[GOAL]:
Transcribe every entry word for word, but skip the images.

── DATA ENTRIES

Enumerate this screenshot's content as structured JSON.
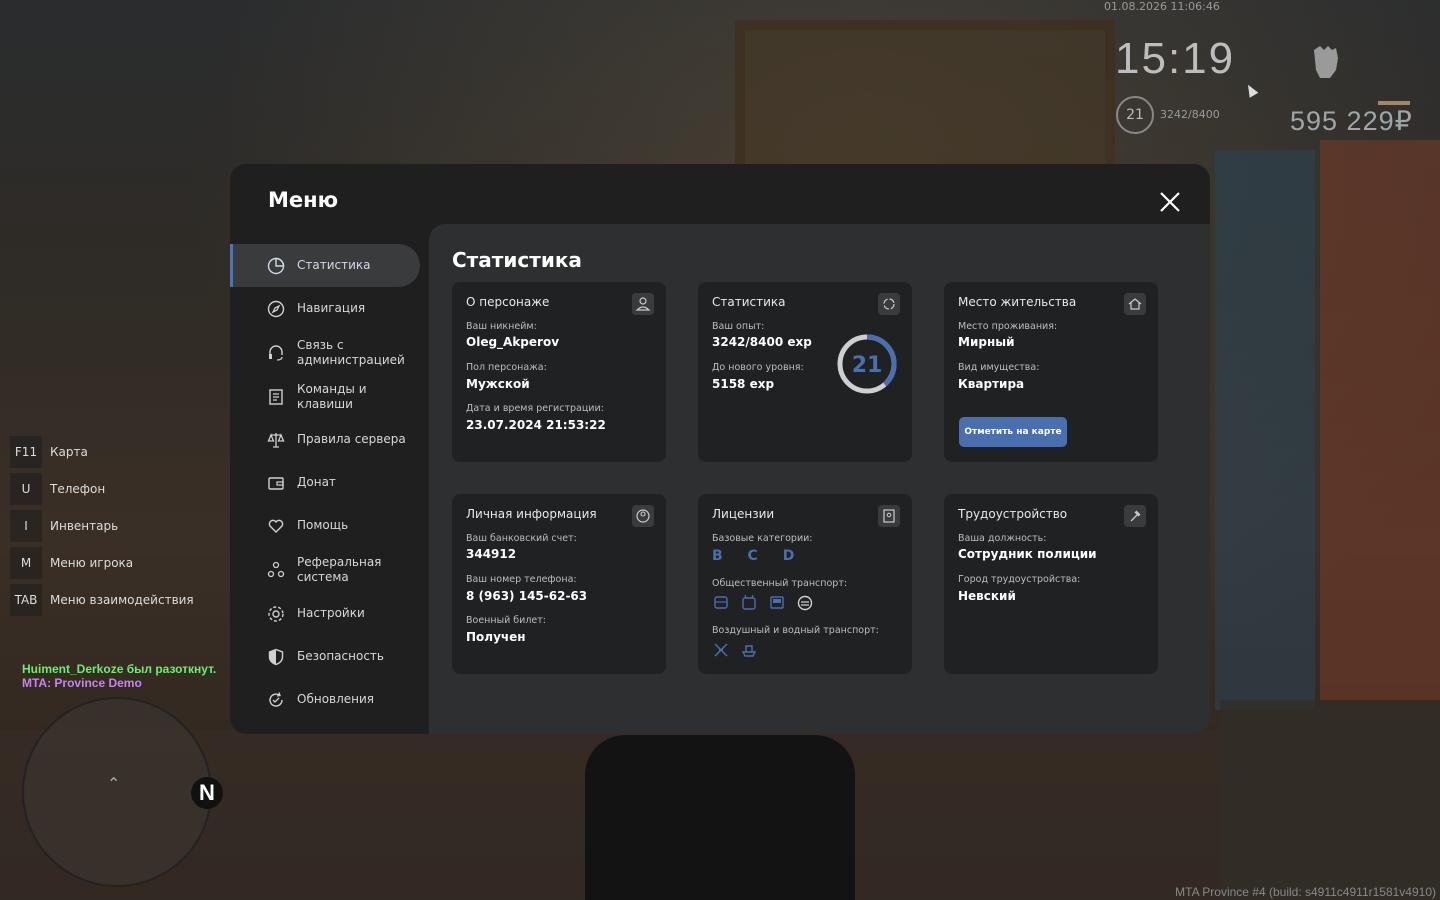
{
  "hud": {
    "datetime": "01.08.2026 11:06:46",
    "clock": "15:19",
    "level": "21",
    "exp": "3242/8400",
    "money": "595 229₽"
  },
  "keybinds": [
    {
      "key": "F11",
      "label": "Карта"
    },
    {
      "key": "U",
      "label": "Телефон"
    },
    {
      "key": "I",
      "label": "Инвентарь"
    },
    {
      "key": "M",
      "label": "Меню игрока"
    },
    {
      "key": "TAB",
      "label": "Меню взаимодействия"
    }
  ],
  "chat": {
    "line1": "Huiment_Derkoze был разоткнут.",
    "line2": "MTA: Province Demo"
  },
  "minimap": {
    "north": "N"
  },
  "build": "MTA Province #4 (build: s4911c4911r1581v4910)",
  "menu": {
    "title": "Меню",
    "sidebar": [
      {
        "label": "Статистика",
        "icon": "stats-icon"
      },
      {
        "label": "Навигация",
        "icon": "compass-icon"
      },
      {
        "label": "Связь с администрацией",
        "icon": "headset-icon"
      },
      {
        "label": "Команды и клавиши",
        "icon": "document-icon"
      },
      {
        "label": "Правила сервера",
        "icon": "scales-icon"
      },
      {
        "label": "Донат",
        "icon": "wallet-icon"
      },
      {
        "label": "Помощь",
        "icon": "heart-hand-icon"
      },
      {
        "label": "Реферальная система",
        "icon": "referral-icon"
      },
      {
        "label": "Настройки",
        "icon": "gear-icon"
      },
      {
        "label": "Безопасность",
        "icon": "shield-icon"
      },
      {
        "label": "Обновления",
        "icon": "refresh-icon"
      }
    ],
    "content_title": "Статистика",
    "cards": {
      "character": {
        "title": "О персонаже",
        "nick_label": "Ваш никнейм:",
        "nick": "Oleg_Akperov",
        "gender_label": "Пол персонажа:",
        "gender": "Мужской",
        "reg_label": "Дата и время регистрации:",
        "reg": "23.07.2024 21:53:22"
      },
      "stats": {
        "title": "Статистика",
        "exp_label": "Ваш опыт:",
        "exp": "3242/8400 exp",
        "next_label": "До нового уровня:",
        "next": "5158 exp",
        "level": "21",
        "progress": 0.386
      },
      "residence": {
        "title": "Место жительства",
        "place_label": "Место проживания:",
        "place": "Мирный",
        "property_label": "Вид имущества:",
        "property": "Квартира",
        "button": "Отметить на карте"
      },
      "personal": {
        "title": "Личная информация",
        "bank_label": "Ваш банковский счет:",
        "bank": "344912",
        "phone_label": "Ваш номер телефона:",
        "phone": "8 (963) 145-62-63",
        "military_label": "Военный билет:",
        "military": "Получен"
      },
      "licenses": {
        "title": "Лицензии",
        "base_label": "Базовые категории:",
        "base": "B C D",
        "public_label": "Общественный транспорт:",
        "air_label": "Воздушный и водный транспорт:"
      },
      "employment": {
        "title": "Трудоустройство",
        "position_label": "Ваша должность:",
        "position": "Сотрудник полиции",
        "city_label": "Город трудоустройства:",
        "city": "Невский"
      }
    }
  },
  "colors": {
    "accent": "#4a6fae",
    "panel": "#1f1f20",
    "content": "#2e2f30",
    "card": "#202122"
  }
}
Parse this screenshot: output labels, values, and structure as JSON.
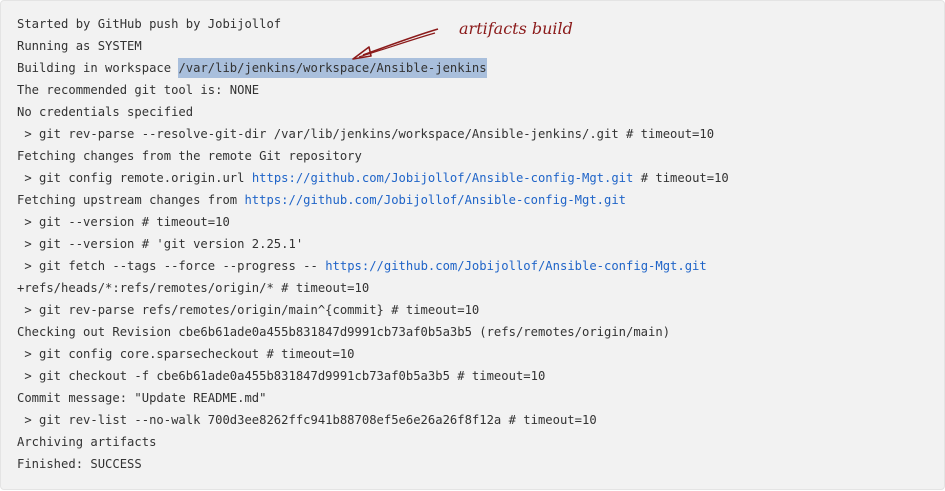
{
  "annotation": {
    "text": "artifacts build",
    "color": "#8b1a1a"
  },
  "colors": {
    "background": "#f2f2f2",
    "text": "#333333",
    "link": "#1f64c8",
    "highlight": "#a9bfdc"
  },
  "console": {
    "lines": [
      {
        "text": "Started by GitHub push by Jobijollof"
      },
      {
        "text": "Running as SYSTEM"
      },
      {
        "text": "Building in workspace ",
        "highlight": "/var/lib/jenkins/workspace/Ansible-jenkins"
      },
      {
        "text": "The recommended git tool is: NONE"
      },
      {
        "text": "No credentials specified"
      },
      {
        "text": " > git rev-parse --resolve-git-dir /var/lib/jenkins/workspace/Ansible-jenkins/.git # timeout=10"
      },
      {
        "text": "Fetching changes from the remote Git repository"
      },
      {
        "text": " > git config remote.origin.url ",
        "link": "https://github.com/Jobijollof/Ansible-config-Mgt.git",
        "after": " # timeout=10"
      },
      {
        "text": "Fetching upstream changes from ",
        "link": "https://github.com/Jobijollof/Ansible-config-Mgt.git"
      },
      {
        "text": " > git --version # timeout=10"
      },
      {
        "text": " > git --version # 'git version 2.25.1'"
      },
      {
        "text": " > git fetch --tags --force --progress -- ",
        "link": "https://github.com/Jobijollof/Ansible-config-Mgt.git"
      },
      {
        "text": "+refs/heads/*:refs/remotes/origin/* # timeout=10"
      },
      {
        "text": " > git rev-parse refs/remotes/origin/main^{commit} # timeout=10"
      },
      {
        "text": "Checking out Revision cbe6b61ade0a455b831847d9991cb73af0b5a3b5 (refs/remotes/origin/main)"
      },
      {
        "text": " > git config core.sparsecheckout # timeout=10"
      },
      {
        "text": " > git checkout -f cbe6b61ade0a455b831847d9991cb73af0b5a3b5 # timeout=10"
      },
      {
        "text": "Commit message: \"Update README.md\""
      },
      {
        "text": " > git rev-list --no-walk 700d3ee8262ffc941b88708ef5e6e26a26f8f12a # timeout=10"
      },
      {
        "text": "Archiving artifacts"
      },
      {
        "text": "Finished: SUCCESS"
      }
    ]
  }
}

────

[REPLY TO THE EXERCISE]:
Enumerate this screenshot's content as structured JSON.
{
  "hud": {
    "datetime": "01.08.2026 11:06:46",
    "clock": "15:19",
    "level": "21",
    "exp": "3242/8400",
    "money": "595 229₽"
  },
  "keybinds": [
    {
      "key": "F11",
      "label": "Карта"
    },
    {
      "key": "U",
      "label": "Телефон"
    },
    {
      "key": "I",
      "label": "Инвентарь"
    },
    {
      "key": "M",
      "label": "Меню игрока"
    },
    {
      "key": "TAB",
      "label": "Меню взаимодействия"
    }
  ],
  "chat": {
    "line1": "Huiment_Derkoze был разоткнут.",
    "line2": "MTA: Province Demo"
  },
  "minimap": {
    "north": "N"
  },
  "build": "MTA Province #4 (build: s4911c4911r1581v4910)",
  "menu": {
    "title": "Меню",
    "sidebar": [
      {
        "label": "Статистика",
        "icon": "stats-icon"
      },
      {
        "label": "Навигация",
        "icon": "compass-icon"
      },
      {
        "label": "Связь с администрацией",
        "icon": "headset-icon"
      },
      {
        "label": "Команды и клавиши",
        "icon": "document-icon"
      },
      {
        "label": "Правила сервера",
        "icon": "scales-icon"
      },
      {
        "label": "Донат",
        "icon": "wallet-icon"
      },
      {
        "label": "Помощь",
        "icon": "heart-hand-icon"
      },
      {
        "label": "Реферальная система",
        "icon": "referral-icon"
      },
      {
        "label": "Настройки",
        "icon": "gear-icon"
      },
      {
        "label": "Безопасность",
        "icon": "shield-icon"
      },
      {
        "label": "Обновления",
        "icon": "refresh-icon"
      }
    ],
    "content_title": "Статистика",
    "cards": {
      "character": {
        "title": "О персонаже",
        "nick_label": "Ваш никнейм:",
        "nick": "Oleg_Akperov",
        "gender_label": "Пол персонажа:",
        "gender": "Мужской",
        "reg_label": "Дата и время регистрации:",
        "reg": "23.07.2024 21:53:22"
      },
      "stats": {
        "title": "Статистика",
        "exp_label": "Ваш опыт:",
        "exp": "3242/8400 exp",
        "next_label": "До нового уровня:",
        "next": "5158 exp",
        "level": "21",
        "progress": 0.386
      },
      "residence": {
        "title": "Место жительства",
        "place_label": "Место проживания:",
        "place": "Мирный",
        "property_label": "Вид имущества:",
        "property": "Квартира",
        "button": "Отметить на карте"
      },
      "personal": {
        "title": "Личная информация",
        "bank_label": "Ваш банковский счет:",
        "bank": "344912",
        "phone_label": "Ваш номер телефона:",
        "phone": "8 (963) 145-62-63",
        "military_label": "Военный билет:",
        "military": "Получен"
      },
      "licenses": {
        "title": "Лицензии",
        "base_label": "Базовые категории:",
        "base": "B C D",
        "public_label": "Общественный транспорт:",
        "air_label": "Воздушный и водный транспорт:"
      },
      "employment": {
        "title": "Трудоустройство",
        "position_label": "Ваша должность:",
        "position": "Сотрудник полиции",
        "city_label": "Город трудоустройства:",
        "city": "Невский"
      }
    }
  },
  "colors": {
    "accent": "#4a6fae",
    "panel": "#1f1f20",
    "content": "#2e2f30",
    "card": "#202122"
  }
}
Parse this screenshot: output labels, values, and structure as JSON.
{
  "annotation": {
    "text": "artifacts build",
    "color": "#8b1a1a"
  },
  "colors": {
    "background": "#f2f2f2",
    "text": "#333333",
    "link": "#1f64c8",
    "highlight": "#a9bfdc"
  },
  "console": {
    "lines": [
      {
        "text": "Started by GitHub push by Jobijollof"
      },
      {
        "text": "Running as SYSTEM"
      },
      {
        "text": "Building in workspace ",
        "highlight": "/var/lib/jenkins/workspace/Ansible-jenkins"
      },
      {
        "text": "The recommended git tool is: NONE"
      },
      {
        "text": "No credentials specified"
      },
      {
        "text": " > git rev-parse --resolve-git-dir /var/lib/jenkins/workspace/Ansible-jenkins/.git # timeout=10"
      },
      {
        "text": "Fetching changes from the remote Git repository"
      },
      {
        "text": " > git config remote.origin.url ",
        "link": "https://github.com/Jobijollof/Ansible-config-Mgt.git",
        "after": " # timeout=10"
      },
      {
        "text": "Fetching upstream changes from ",
        "link": "https://github.com/Jobijollof/Ansible-config-Mgt.git"
      },
      {
        "text": " > git --version # timeout=10"
      },
      {
        "text": " > git --version # 'git version 2.25.1'"
      },
      {
        "text": " > git fetch --tags --force --progress -- ",
        "link": "https://github.com/Jobijollof/Ansible-config-Mgt.git"
      },
      {
        "text": "+refs/heads/*:refs/remotes/origin/* # timeout=10"
      },
      {
        "text": " > git rev-parse refs/remotes/origin/main^{commit} # timeout=10"
      },
      {
        "text": "Checking out Revision cbe6b61ade0a455b831847d9991cb73af0b5a3b5 (refs/remotes/origin/main)"
      },
      {
        "text": " > git config core.sparsecheckout # timeout=10"
      },
      {
        "text": " > git checkout -f cbe6b61ade0a455b831847d9991cb73af0b5a3b5 # timeout=10"
      },
      {
        "text": "Commit message: \"Update README.md\""
      },
      {
        "text": " > git rev-list --no-walk 700d3ee8262ffc941b88708ef5e6e26a26f8f12a # timeout=10"
      },
      {
        "text": "Archiving artifacts"
      },
      {
        "text": "Finished: SUCCESS"
      }
    ]
  }
}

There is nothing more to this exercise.